======== Input data ========
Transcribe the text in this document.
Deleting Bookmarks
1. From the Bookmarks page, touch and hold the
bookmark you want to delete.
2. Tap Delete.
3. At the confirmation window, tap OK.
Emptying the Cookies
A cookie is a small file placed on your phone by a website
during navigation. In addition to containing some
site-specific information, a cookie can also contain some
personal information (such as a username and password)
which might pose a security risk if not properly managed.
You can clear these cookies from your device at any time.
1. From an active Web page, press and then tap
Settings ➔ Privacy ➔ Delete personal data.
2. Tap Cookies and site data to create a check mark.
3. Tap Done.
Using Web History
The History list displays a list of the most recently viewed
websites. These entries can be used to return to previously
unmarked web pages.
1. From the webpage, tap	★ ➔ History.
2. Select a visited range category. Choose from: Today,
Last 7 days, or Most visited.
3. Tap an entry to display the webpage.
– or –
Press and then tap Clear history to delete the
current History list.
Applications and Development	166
========
* _Exercise prompt_:
Set down the entries above again, word for word.

* _Solution_:
Transcribe the text in this document.
Deleting Bookmarks
1. From the Bookmarks page, touch and hold the
bookmark you want to delete.
2. Tap Delete.
3. At the confirmation window, tap OK.
Emptying the Cookies
A cookie is a small file placed on your phone by a website
during navigation. In addition to containing some
site-specific information, a cookie can also contain some
personal information (such as a username and password)
which might pose a security risk if not properly managed.
You can clear these cookies from your device at any time.
1. From an active Web page, press and then tap
Settings ➔ Privacy ➔ Delete personal data.
2. Tap Cookies and site data to create a check mark.
3. Tap Done.
Using Web History
The History list displays a list of the most recently viewed
websites. These entries can be used to return to previously
unmarked web pages.
1. From the webpage, tap	★ ➔ History.
2. Select a visited range category. Choose from: Today,
Last 7 days, or Most visited.
3. Tap an entry to display the webpage.
– or –
Press and then tap Clear history to delete the
current History list.
Applications and Development	166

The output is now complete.